(Items listed in a dataset)
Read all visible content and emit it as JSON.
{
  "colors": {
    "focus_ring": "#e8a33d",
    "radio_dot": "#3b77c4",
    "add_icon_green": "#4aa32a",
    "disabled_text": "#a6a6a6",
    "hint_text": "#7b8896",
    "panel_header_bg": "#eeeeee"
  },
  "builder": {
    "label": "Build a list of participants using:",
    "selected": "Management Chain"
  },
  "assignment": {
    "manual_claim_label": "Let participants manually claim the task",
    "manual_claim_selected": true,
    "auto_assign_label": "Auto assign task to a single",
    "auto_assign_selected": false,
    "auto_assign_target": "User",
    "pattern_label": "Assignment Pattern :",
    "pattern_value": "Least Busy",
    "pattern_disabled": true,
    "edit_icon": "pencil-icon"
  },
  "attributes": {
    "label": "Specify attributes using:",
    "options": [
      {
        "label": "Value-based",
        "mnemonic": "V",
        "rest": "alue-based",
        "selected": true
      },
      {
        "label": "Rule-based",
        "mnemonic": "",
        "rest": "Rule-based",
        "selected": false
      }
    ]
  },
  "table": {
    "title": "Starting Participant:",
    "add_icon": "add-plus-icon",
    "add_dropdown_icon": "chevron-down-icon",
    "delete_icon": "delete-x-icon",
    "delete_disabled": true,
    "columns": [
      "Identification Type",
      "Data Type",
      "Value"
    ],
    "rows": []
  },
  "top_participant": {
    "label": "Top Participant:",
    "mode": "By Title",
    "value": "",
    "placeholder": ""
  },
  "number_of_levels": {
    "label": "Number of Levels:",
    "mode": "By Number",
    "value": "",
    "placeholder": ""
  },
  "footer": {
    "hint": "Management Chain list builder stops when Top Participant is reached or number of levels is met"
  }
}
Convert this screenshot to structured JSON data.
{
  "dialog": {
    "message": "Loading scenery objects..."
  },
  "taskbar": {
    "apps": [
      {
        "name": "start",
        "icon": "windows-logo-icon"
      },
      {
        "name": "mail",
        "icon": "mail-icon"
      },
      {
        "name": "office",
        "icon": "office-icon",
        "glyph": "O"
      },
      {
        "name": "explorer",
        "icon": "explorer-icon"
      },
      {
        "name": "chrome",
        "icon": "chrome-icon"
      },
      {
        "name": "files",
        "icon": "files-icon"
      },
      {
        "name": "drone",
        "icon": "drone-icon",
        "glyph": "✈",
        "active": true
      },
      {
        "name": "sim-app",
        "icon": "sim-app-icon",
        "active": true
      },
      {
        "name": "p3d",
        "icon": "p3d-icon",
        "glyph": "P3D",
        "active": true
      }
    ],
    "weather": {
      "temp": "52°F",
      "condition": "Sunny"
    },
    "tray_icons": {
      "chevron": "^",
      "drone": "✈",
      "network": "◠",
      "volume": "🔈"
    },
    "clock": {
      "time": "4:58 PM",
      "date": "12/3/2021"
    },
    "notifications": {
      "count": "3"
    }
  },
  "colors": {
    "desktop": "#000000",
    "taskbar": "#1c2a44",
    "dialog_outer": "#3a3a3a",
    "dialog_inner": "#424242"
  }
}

**STATED GOAL**
Pull out every line of the entries that includes the word "Management".

**ANSWER TO THE TASK**
    "selected": "Management Chain"
    "hint": "Management Chain list builder stops when Top Participant is reached or number of levels is met"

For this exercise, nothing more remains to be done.